— start Input material —

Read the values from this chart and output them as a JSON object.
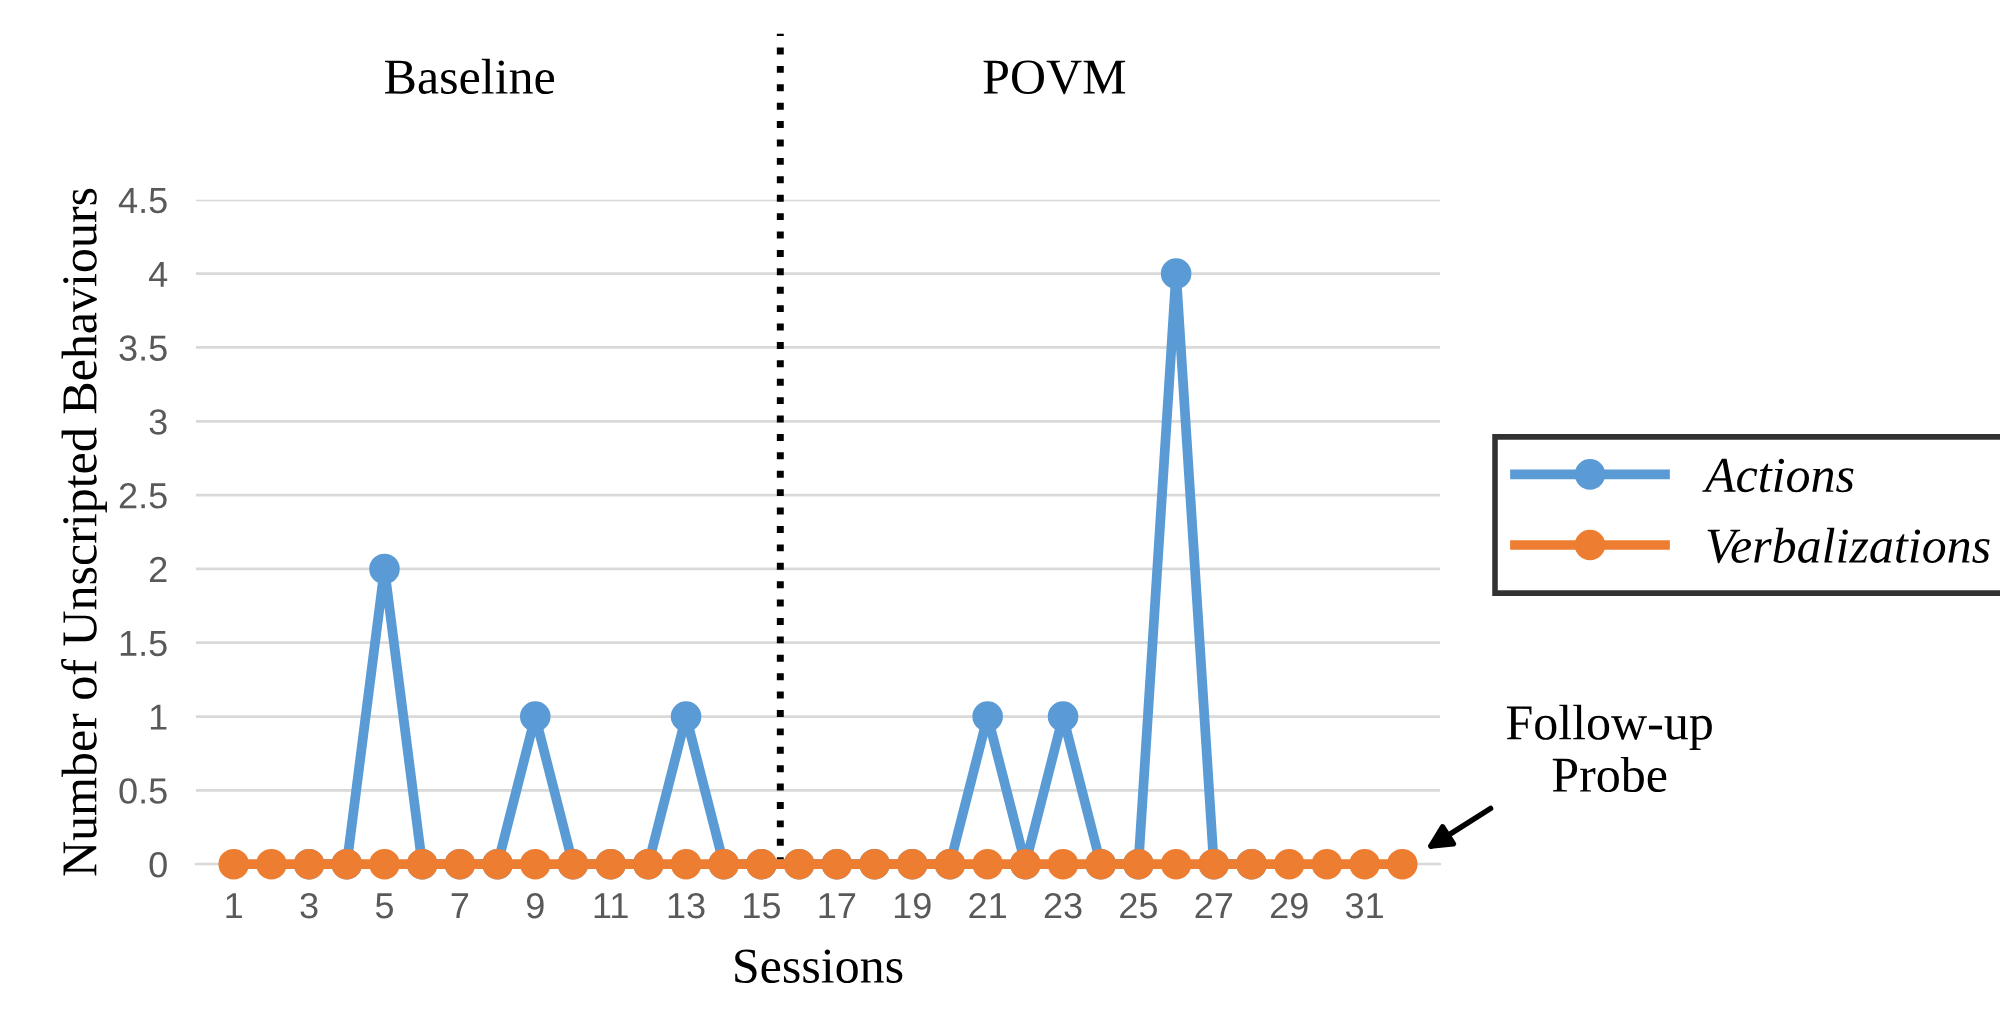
{
  "chart_data": {
    "type": "line",
    "xlabel": "Sessions",
    "ylabel": "Number of Unscripted Behaviours",
    "x": [
      1,
      2,
      3,
      4,
      5,
      6,
      7,
      8,
      9,
      10,
      11,
      12,
      13,
      14,
      15,
      16,
      17,
      18,
      19,
      20,
      21,
      22,
      23,
      24,
      25,
      26,
      27,
      28,
      29,
      30,
      31,
      32
    ],
    "series": [
      {
        "name": "Actions",
        "color": "#5b9bd5",
        "values": [
          null,
          null,
          0,
          0,
          2,
          0,
          0,
          0,
          1,
          0,
          0,
          0,
          1,
          0,
          0,
          0,
          0,
          0,
          0,
          0,
          1,
          0,
          1,
          0,
          0,
          4,
          0,
          0,
          null,
          null,
          null,
          null
        ]
      },
      {
        "name": "Verbalizations",
        "color": "#ed7d31",
        "values": [
          0,
          0,
          0,
          0,
          0,
          0,
          0,
          0,
          0,
          0,
          0,
          0,
          0,
          0,
          0,
          0,
          0,
          0,
          0,
          0,
          0,
          0,
          0,
          0,
          0,
          0,
          0,
          0,
          0,
          0,
          0,
          0
        ]
      }
    ],
    "xlim": [
      0,
      33
    ],
    "xticks": [
      1,
      3,
      5,
      7,
      9,
      11,
      13,
      15,
      17,
      19,
      21,
      23,
      25,
      27,
      29,
      31
    ],
    "ylim": [
      0,
      4.5
    ],
    "yticks": [
      0,
      0.5,
      1,
      1.5,
      2,
      2.5,
      3,
      3.5,
      4,
      4.5
    ],
    "ref_lines": [
      {
        "axis": "x",
        "value": 15.5,
        "color": "#000000",
        "line_style": "dotted"
      }
    ],
    "annotations": [
      "Baseline",
      "POVM",
      {
        "text": "Follow-up\nProbe",
        "x": 32,
        "y": 0
      }
    ],
    "grid": "y",
    "legend": "right",
    "marker": "circle",
    "line_style": "solid"
  }
}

— end Input material —

> **Given task**
Omit the pictures. Output every record above word for word.

> **Answer for this exercise**
Read the values from this chart and output them as a JSON object.
{
  "chart_data": {
    "type": "line",
    "xlabel": "Sessions",
    "ylabel": "Number of Unscripted Behaviours",
    "x": [
      1,
      2,
      3,
      4,
      5,
      6,
      7,
      8,
      9,
      10,
      11,
      12,
      13,
      14,
      15,
      16,
      17,
      18,
      19,
      20,
      21,
      22,
      23,
      24,
      25,
      26,
      27,
      28,
      29,
      30,
      31,
      32
    ],
    "series": [
      {
        "name": "Actions",
        "color": "#5b9bd5",
        "values": [
          null,
          null,
          0,
          0,
          2,
          0,
          0,
          0,
          1,
          0,
          0,
          0,
          1,
          0,
          0,
          0,
          0,
          0,
          0,
          0,
          1,
          0,
          1,
          0,
          0,
          4,
          0,
          0,
          null,
          null,
          null,
          null
        ]
      },
      {
        "name": "Verbalizations",
        "color": "#ed7d31",
        "values": [
          0,
          0,
          0,
          0,
          0,
          0,
          0,
          0,
          0,
          0,
          0,
          0,
          0,
          0,
          0,
          0,
          0,
          0,
          0,
          0,
          0,
          0,
          0,
          0,
          0,
          0,
          0,
          0,
          0,
          0,
          0,
          0
        ]
      }
    ],
    "xlim": [
      0,
      33
    ],
    "xticks": [
      1,
      3,
      5,
      7,
      9,
      11,
      13,
      15,
      17,
      19,
      21,
      23,
      25,
      27,
      29,
      31
    ],
    "ylim": [
      0,
      4.5
    ],
    "yticks": [
      0,
      0.5,
      1,
      1.5,
      2,
      2.5,
      3,
      3.5,
      4,
      4.5
    ],
    "ref_lines": [
      {
        "axis": "x",
        "value": 15.5,
        "color": "#000000",
        "line_style": "dotted"
      }
    ],
    "annotations": [
      "Baseline",
      "POVM",
      {
        "text": "Follow-up\nProbe",
        "x": 32,
        "y": 0
      }
    ],
    "grid": "y",
    "legend": "right",
    "marker": "circle",
    "line_style": "solid"
  }
}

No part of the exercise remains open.